**What the task asks**
Review the material line by line. Identify and copy every line that contains the string "спортивных".

**Material**
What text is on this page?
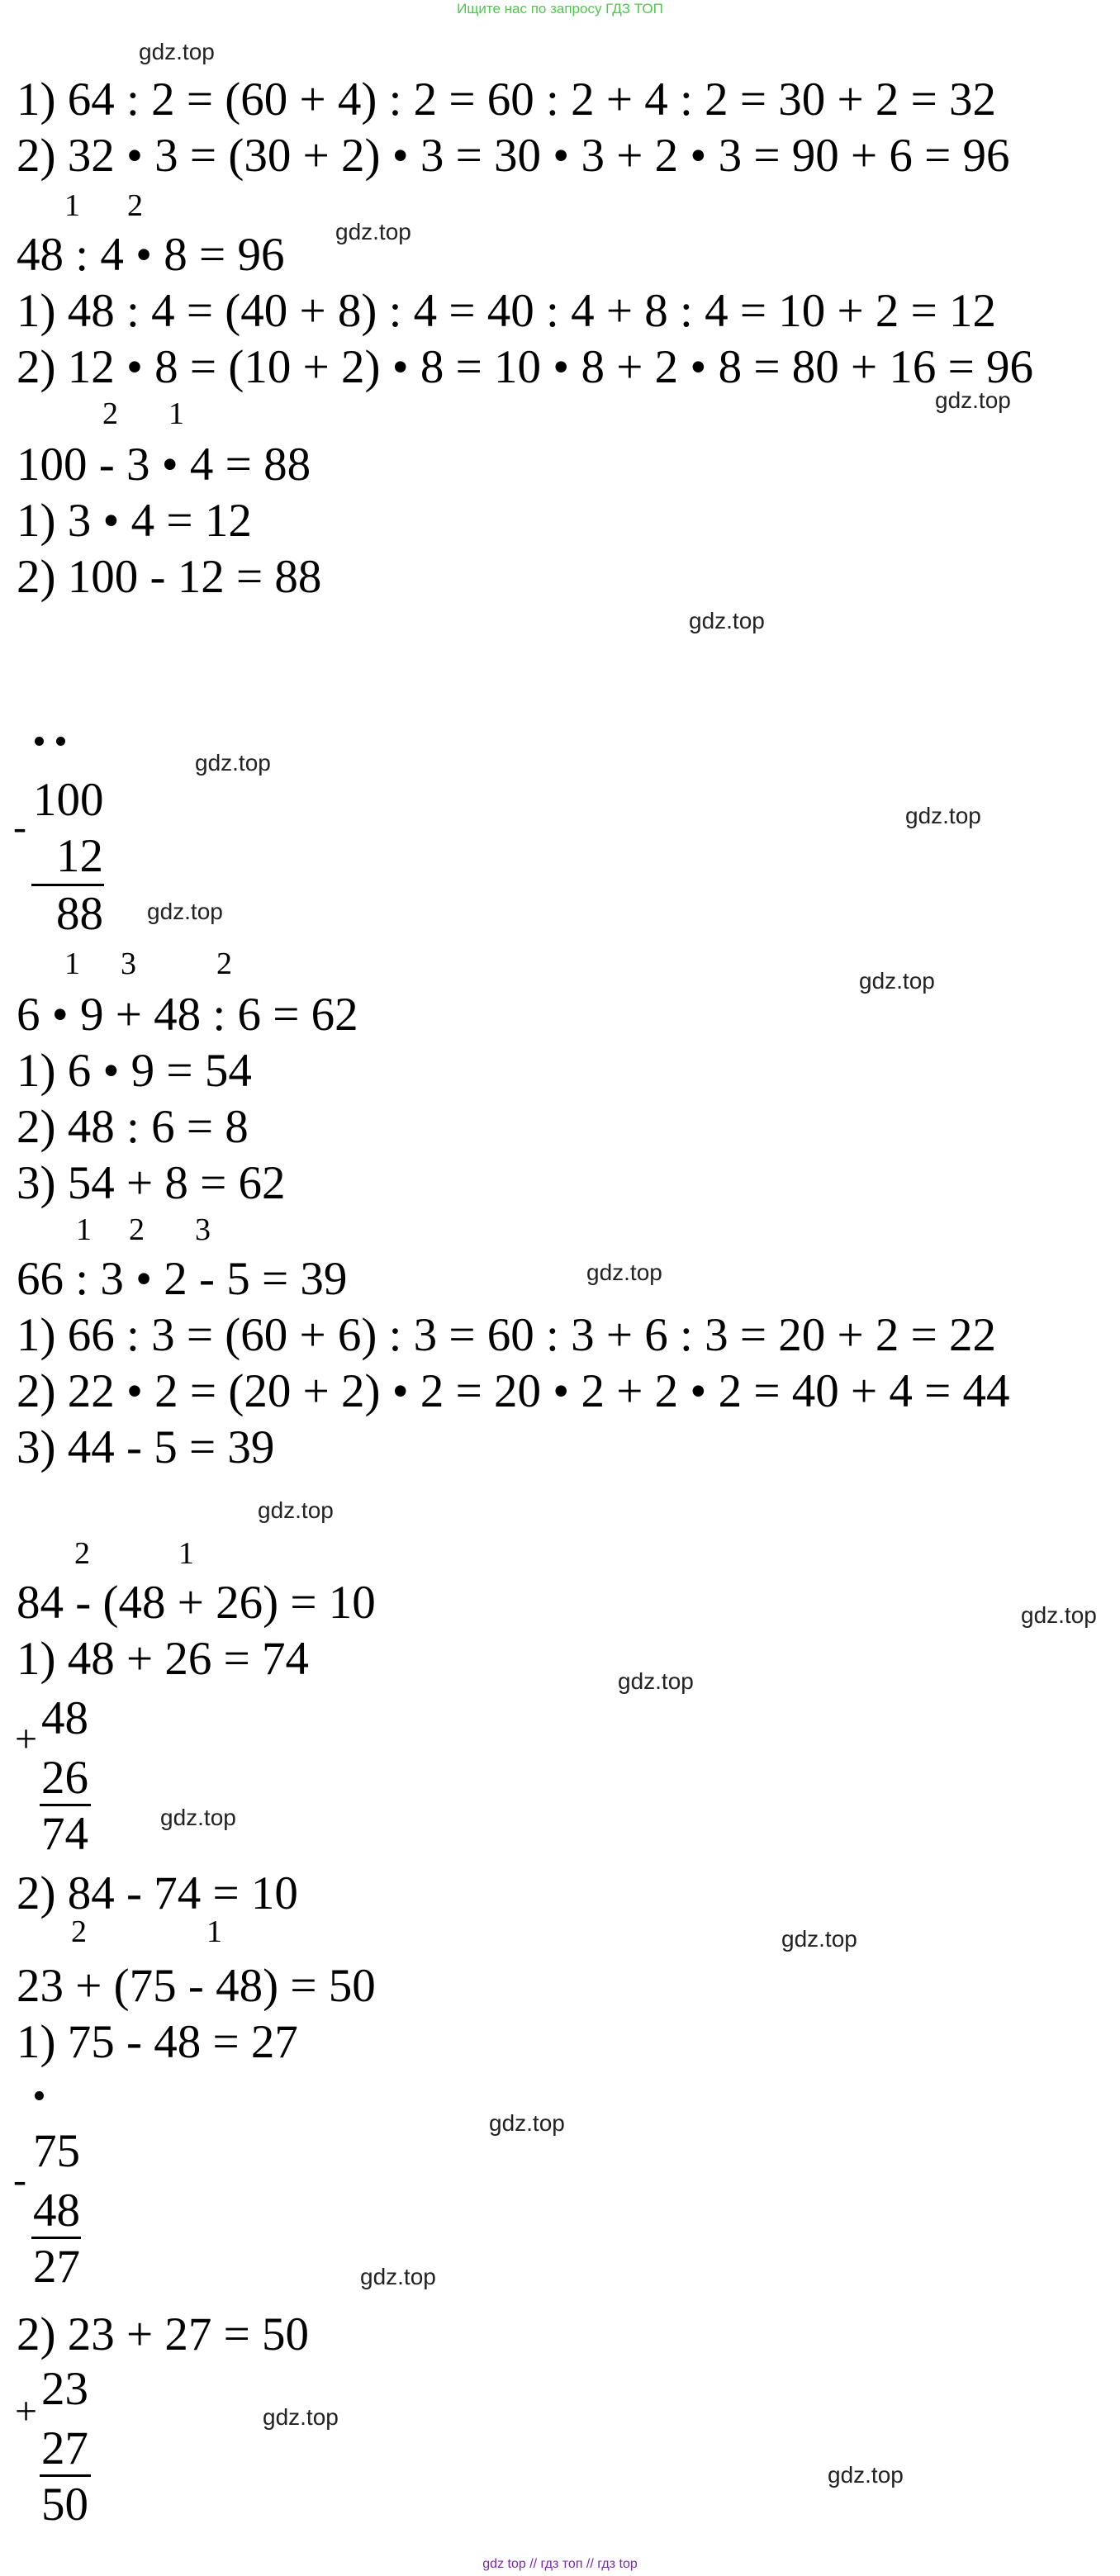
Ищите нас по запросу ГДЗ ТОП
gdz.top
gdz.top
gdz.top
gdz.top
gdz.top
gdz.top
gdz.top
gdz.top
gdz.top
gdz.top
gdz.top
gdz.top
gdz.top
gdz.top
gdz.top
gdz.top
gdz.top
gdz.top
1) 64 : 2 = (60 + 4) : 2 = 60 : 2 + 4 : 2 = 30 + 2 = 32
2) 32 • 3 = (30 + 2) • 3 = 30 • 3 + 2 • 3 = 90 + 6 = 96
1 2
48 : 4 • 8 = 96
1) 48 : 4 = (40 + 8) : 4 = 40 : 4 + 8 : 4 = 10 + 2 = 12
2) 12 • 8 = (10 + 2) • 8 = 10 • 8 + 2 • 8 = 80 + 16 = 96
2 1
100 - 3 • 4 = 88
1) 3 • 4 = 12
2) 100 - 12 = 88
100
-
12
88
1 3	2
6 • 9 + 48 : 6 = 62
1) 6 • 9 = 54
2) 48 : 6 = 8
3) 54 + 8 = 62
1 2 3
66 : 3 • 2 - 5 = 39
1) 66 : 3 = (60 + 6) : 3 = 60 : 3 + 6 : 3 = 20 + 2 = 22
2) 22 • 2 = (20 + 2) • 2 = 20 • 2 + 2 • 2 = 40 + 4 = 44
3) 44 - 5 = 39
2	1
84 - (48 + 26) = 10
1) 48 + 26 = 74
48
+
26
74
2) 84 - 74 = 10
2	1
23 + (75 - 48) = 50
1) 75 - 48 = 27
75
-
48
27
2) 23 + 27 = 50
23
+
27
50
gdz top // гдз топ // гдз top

--

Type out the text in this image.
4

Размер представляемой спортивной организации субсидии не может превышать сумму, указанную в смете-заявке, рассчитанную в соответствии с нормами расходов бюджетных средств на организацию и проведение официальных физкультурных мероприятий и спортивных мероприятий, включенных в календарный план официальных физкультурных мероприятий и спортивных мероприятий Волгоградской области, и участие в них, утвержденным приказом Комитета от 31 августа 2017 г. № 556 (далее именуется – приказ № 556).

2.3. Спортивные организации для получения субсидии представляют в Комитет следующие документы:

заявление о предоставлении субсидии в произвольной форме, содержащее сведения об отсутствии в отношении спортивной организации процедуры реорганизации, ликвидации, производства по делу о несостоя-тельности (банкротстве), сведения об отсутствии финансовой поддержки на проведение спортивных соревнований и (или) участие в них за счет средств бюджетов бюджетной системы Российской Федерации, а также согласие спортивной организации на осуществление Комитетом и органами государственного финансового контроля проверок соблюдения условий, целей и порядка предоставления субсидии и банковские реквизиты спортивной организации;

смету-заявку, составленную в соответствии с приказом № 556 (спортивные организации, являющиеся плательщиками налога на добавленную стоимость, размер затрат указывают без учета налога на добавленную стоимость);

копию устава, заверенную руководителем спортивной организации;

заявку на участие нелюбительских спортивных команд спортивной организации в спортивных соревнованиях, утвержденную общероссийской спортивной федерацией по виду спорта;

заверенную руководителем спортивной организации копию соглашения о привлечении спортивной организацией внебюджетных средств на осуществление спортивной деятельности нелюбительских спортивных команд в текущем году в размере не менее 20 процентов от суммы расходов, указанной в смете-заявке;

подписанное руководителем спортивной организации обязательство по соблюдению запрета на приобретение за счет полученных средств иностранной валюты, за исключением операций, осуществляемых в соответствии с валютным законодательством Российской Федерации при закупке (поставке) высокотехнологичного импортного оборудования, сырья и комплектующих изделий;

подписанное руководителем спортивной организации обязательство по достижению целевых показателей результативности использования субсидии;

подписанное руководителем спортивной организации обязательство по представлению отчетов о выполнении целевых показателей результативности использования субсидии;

...

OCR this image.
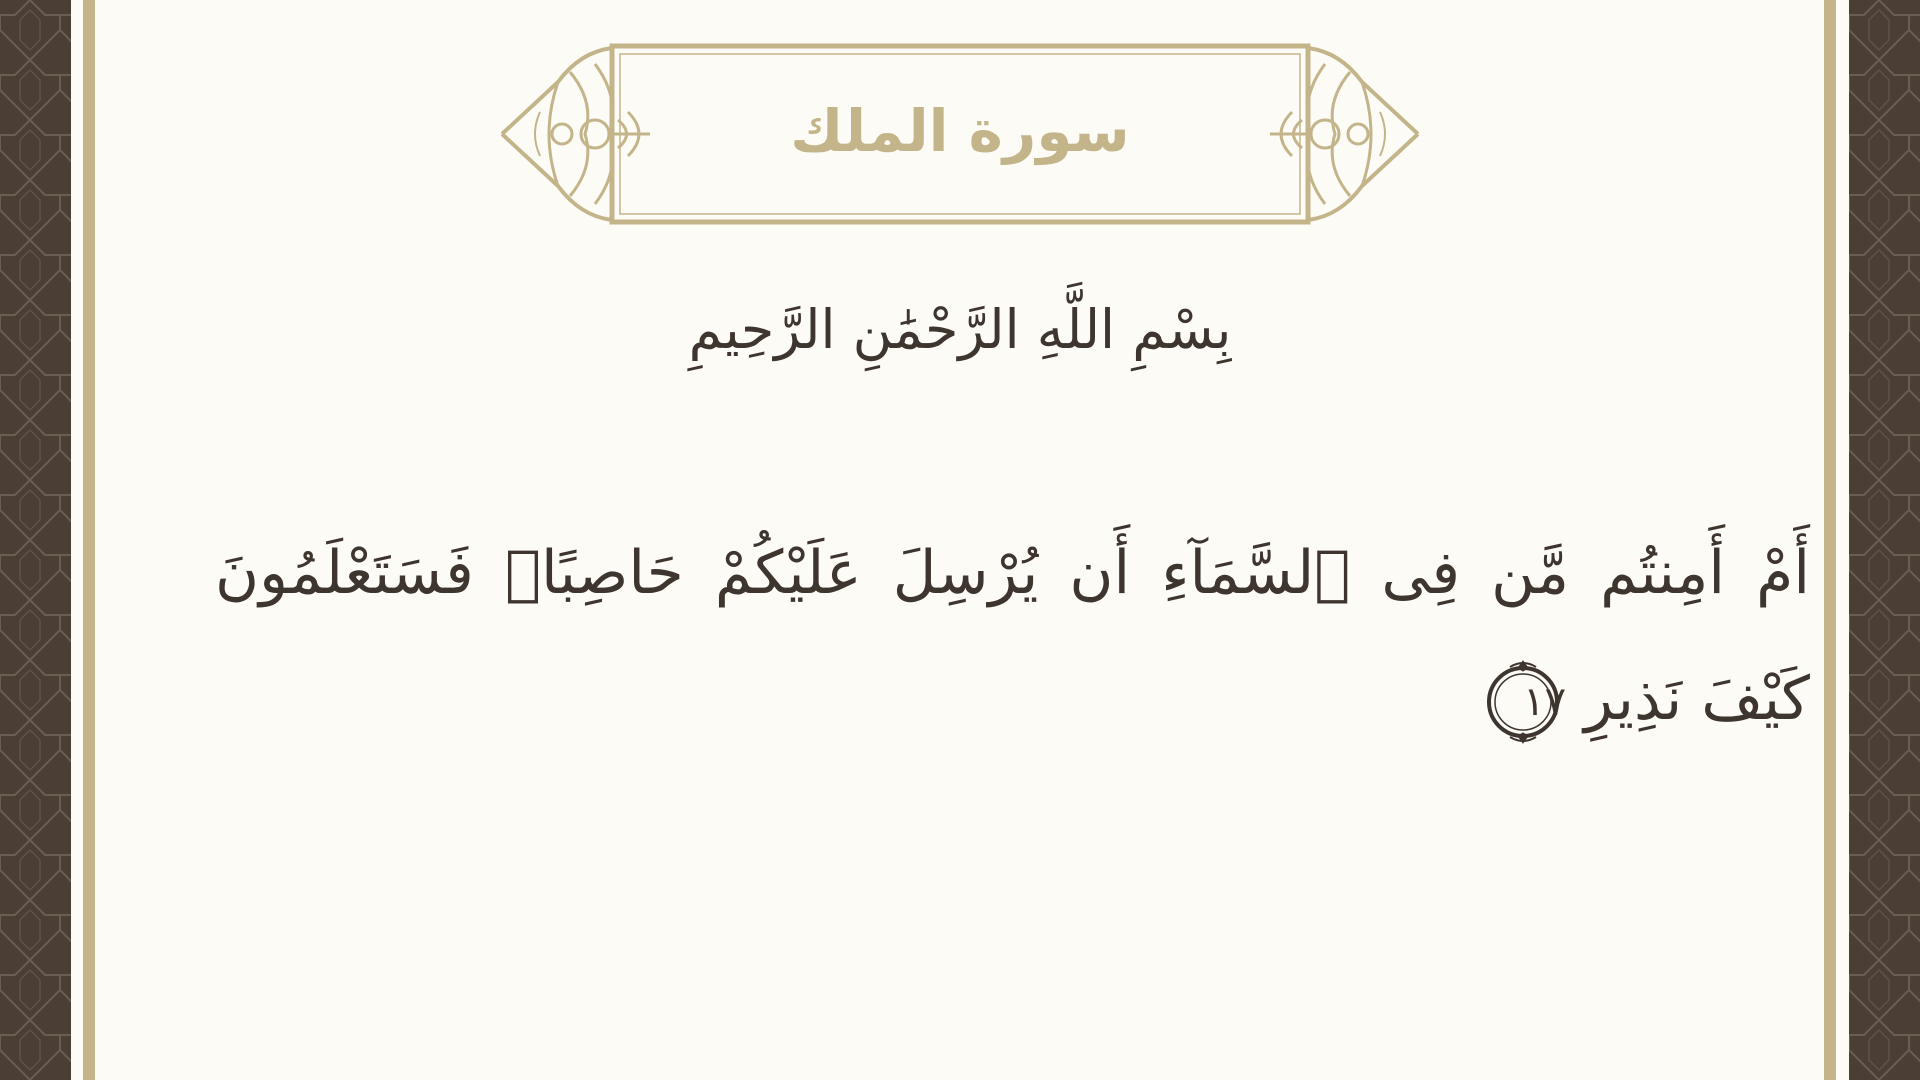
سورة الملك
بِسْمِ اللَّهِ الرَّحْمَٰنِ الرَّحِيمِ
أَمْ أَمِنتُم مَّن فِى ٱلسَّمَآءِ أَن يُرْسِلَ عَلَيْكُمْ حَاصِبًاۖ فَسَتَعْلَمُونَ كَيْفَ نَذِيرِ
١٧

**In response**
Размер представляемой спортивной организации субсидии не может превышать сумму, указанную в смете-заявке, рассчитанную в соответствии с нормами расходов бюджетных средств на организацию и проведение официальных физкультурных мероприятий и спортивных мероприятий, включенных в календарный план официальных физкультурных мероприятий и спортивных мероприятий Волгоградской области, и участие в них, утвержденным приказом Комитета от 31 августа 2017 г. № 556 (далее именуется – приказ № 556).
заявление о предоставлении субсидии в произвольной форме, содержащее сведения об отсутствии в отношении спортивной организации процедуры реорганизации, ликвидации, производства по делу о несостоя-тельности (банкротстве), сведения об отсутствии финансовой поддержки на проведение спортивных соревнований и (или) участие в них за счет средств бюджетов бюджетной системы Российской Федерации, а также согласие спортивной организации на осуществление Комитетом и органами государственного финансового контроля проверок соблюдения условий, целей и порядка предоставления субсидии и банковские реквизиты спортивной организации;
заявку на участие нелюбительских спортивных команд спортивной организации в спортивных соревнованиях, утвержденную общероссийской спортивной федерацией по виду спорта;
заверенную руководителем спортивной организации копию соглашения о привлечении спортивной организацией внебюджетных средств на осуществление спортивной деятельности нелюбительских спортивных команд в текущем году в размере не менее 20 процентов от суммы расходов, указанной в смете-заявке;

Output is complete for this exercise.